# Directions:
Extract every line of the material that holds the string "this".
BEGIN
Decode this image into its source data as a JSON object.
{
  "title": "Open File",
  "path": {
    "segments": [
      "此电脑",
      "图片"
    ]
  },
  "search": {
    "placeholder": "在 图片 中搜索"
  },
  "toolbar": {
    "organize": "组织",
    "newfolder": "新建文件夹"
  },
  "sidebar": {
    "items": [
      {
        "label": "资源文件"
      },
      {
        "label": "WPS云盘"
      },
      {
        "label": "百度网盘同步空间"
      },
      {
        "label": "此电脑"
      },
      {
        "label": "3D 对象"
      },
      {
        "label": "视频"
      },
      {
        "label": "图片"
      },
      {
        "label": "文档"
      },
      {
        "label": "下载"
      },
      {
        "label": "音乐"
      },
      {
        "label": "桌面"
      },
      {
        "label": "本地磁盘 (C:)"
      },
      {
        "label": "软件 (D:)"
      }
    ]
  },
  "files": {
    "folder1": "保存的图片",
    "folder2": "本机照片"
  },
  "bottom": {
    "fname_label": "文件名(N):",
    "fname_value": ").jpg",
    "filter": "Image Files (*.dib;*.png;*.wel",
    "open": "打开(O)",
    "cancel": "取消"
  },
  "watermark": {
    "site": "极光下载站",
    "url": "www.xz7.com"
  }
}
END
BEGIN
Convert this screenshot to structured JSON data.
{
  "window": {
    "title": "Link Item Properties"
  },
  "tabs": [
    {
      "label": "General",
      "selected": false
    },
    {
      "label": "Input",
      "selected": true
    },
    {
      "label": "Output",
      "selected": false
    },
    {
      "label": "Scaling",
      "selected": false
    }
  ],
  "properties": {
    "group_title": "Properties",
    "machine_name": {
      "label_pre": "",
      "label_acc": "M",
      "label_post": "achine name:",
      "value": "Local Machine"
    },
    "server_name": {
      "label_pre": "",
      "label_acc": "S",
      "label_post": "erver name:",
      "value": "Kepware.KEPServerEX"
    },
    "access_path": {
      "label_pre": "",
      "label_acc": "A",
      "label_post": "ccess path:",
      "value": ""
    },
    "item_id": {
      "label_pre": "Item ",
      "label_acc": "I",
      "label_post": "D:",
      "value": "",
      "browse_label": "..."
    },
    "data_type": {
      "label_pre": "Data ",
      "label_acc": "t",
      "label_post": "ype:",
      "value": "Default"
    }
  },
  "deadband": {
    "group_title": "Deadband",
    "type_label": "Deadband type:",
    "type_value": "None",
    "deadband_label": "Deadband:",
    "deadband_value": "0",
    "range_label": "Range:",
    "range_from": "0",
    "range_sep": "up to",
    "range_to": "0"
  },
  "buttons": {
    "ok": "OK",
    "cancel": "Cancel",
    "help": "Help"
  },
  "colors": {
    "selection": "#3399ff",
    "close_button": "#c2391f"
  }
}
END
# The reply:
Decode this image into its source data as a JSON object.
Convert this screenshot to structured JSON data.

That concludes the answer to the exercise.